**Task prompt:** Can you restate the records below word for word?

○ ○ ○ ○

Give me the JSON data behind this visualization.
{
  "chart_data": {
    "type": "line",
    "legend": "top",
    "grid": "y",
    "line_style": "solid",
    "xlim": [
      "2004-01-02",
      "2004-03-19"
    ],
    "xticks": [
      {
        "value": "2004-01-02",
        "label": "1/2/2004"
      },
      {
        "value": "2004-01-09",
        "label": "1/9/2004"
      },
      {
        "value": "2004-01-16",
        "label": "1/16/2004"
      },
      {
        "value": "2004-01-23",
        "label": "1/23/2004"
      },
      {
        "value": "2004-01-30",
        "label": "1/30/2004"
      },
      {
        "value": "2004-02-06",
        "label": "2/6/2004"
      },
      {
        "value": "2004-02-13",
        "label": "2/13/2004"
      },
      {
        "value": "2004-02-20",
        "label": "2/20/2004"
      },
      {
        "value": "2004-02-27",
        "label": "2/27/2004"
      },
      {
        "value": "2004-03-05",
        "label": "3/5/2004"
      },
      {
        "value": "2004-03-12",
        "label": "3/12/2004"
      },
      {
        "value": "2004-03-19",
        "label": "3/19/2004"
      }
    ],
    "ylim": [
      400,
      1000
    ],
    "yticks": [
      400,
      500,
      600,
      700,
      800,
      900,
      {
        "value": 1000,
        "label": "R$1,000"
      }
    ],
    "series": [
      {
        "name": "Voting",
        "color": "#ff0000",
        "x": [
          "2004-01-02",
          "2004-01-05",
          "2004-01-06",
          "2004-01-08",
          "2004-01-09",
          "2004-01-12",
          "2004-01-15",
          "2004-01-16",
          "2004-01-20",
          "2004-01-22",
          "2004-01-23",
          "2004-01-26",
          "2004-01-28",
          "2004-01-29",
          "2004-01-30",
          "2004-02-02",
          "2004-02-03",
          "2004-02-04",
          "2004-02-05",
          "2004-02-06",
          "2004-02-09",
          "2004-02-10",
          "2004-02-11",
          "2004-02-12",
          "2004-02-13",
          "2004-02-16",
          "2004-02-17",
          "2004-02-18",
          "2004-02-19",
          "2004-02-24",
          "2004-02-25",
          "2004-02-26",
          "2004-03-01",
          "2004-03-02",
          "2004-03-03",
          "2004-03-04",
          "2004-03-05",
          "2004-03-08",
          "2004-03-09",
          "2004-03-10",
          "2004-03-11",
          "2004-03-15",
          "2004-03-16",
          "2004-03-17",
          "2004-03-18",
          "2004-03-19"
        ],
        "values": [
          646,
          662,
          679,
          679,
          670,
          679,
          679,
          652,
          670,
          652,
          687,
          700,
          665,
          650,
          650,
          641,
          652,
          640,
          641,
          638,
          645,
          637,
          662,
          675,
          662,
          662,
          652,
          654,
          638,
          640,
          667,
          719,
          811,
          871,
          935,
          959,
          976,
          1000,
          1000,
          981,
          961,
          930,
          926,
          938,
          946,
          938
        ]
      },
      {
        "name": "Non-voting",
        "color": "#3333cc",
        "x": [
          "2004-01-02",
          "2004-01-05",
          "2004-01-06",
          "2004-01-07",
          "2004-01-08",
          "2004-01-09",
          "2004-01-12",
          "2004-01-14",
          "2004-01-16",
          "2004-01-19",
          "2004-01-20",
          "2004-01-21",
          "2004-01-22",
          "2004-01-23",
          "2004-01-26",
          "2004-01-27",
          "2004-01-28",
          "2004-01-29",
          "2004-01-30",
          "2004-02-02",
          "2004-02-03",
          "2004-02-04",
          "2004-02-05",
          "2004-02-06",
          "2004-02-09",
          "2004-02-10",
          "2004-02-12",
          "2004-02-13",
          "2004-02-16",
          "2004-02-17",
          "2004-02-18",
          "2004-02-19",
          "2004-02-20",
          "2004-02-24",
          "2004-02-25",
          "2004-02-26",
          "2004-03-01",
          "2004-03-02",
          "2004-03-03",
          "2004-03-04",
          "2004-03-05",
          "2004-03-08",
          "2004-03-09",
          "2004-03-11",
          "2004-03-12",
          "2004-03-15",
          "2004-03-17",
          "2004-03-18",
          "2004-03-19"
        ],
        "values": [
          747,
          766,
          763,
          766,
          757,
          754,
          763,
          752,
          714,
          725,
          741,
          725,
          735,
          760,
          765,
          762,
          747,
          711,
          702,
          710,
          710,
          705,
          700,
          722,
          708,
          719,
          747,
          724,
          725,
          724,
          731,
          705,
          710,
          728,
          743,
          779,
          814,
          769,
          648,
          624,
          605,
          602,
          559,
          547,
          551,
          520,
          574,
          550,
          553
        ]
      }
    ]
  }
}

○ ○ ○ ○

**Worked answer:**
Give me the JSON data behind this visualization.
{
  "chart_data": {
    "type": "line",
    "legend": "top",
    "grid": "y",
    "line_style": "solid",
    "xlim": [
      "2004-01-02",
      "2004-03-19"
    ],
    "xticks": [
      {
        "value": "2004-01-02",
        "label": "1/2/2004"
      },
      {
        "value": "2004-01-09",
        "label": "1/9/2004"
      },
      {
        "value": "2004-01-16",
        "label": "1/16/2004"
      },
      {
        "value": "2004-01-23",
        "label": "1/23/2004"
      },
      {
        "value": "2004-01-30",
        "label": "1/30/2004"
      },
      {
        "value": "2004-02-06",
        "label": "2/6/2004"
      },
      {
        "value": "2004-02-13",
        "label": "2/13/2004"
      },
      {
        "value": "2004-02-20",
        "label": "2/20/2004"
      },
      {
        "value": "2004-02-27",
        "label": "2/27/2004"
      },
      {
        "value": "2004-03-05",
        "label": "3/5/2004"
      },
      {
        "value": "2004-03-12",
        "label": "3/12/2004"
      },
      {
        "value": "2004-03-19",
        "label": "3/19/2004"
      }
    ],
    "ylim": [
      400,
      1000
    ],
    "yticks": [
      400,
      500,
      600,
      700,
      800,
      900,
      {
        "value": 1000,
        "label": "R$1,000"
      }
    ],
    "series": [
      {
        "name": "Voting",
        "color": "#ff0000",
        "x": [
          "2004-01-02",
          "2004-01-05",
          "2004-01-06",
          "2004-01-08",
          "2004-01-09",
          "2004-01-12",
          "2004-01-15",
          "2004-01-16",
          "2004-01-20",
          "2004-01-22",
          "2004-01-23",
          "2004-01-26",
          "2004-01-28",
          "2004-01-29",
          "2004-01-30",
          "2004-02-02",
          "2004-02-03",
          "2004-02-04",
          "2004-02-05",
          "2004-02-06",
          "2004-02-09",
          "2004-02-10",
          "2004-02-11",
          "2004-02-12",
          "2004-02-13",
          "2004-02-16",
          "2004-02-17",
          "2004-02-18",
          "2004-02-19",
          "2004-02-24",
          "2004-02-25",
          "2004-02-26",
          "2004-03-01",
          "2004-03-02",
          "2004-03-03",
          "2004-03-04",
          "2004-03-05",
          "2004-03-08",
          "2004-03-09",
          "2004-03-10",
          "2004-03-11",
          "2004-03-15",
          "2004-03-16",
          "2004-03-17",
          "2004-03-18",
          "2004-03-19"
        ],
        "values": [
          646,
          662,
          679,
          679,
          670,
          679,
          679,
          652,
          670,
          652,
          687,
          700,
          665,
          650,
          650,
          641,
          652,
          640,
          641,
          638,
          645,
          637,
          662,
          675,
          662,
          662,
          652,
          654,
          638,
          640,
          667,
          719,
          811,
          871,
          935,
          959,
          976,
          1000,
          1000,
          981,
          961,
          930,
          926,
          938,
          946,
          938
        ]
      },
      {
        "name": "Non-voting",
        "color": "#3333cc",
        "x": [
          "2004-01-02",
          "2004-01-05",
          "2004-01-06",
          "2004-01-07",
          "2004-01-08",
          "2004-01-09",
          "2004-01-12",
          "2004-01-14",
          "2004-01-16",
          "2004-01-19",
          "2004-01-20",
          "2004-01-21",
          "2004-01-22",
          "2004-01-23",
          "2004-01-26",
          "2004-01-27",
          "2004-01-28",
          "2004-01-29",
          "2004-01-30",
          "2004-02-02",
          "2004-02-03",
          "2004-02-04",
          "2004-02-05",
          "2004-02-06",
          "2004-02-09",
          "2004-02-10",
          "2004-02-12",
          "2004-02-13",
          "2004-02-16",
          "2004-02-17",
          "2004-02-18",
          "2004-02-19",
          "2004-02-20",
          "2004-02-24",
          "2004-02-25",
          "2004-02-26",
          "2004-03-01",
          "2004-03-02",
          "2004-03-03",
          "2004-03-04",
          "2004-03-05",
          "2004-03-08",
          "2004-03-09",
          "2004-03-11",
          "2004-03-12",
          "2004-03-15",
          "2004-03-17",
          "2004-03-18",
          "2004-03-19"
        ],
        "values": [
          747,
          766,
          763,
          766,
          757,
          754,
          763,
          752,
          714,
          725,
          741,
          725,
          735,
          760,
          765,
          762,
          747,
          711,
          702,
          710,
          710,
          705,
          700,
          722,
          708,
          719,
          747,
          724,
          725,
          724,
          731,
          705,
          710,
          728,
          743,
          779,
          814,
          769,
          648,
          624,
          605,
          602,
          559,
          547,
          551,
          520,
          574,
          550,
          553
        ]
      }
    ]
  }
}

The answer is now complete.